**Data records**
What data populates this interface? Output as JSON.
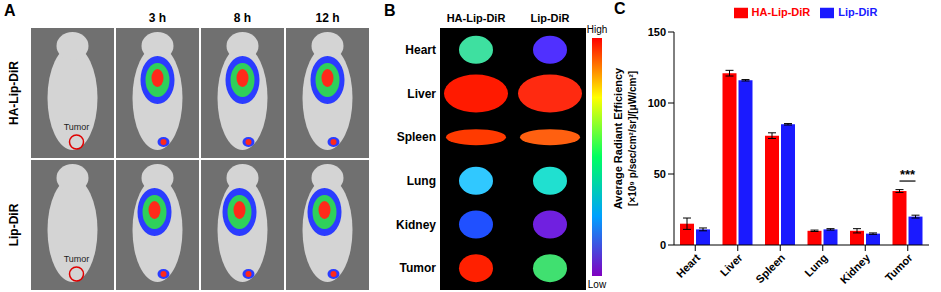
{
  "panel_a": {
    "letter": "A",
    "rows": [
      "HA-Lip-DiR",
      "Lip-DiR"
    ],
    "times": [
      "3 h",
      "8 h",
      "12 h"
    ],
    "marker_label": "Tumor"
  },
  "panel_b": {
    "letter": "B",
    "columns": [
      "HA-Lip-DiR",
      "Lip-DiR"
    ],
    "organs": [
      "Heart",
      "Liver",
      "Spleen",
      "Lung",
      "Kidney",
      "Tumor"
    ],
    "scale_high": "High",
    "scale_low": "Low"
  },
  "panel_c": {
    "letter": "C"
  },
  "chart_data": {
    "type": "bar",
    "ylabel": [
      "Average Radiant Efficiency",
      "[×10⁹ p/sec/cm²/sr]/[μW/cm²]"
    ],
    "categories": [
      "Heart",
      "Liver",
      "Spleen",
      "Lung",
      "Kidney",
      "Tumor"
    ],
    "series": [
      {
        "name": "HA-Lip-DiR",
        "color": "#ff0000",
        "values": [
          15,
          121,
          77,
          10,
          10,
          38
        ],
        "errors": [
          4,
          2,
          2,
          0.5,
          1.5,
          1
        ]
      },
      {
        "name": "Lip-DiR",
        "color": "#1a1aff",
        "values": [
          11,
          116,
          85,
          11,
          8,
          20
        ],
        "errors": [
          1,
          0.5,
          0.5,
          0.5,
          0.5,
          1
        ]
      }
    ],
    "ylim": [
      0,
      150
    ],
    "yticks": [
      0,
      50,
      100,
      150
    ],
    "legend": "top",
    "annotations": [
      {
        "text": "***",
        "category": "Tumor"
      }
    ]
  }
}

**Assignment**
Working from the records above, find how many lines contain the string "Tumor" and answer with the bare number.

**Response to the task**
4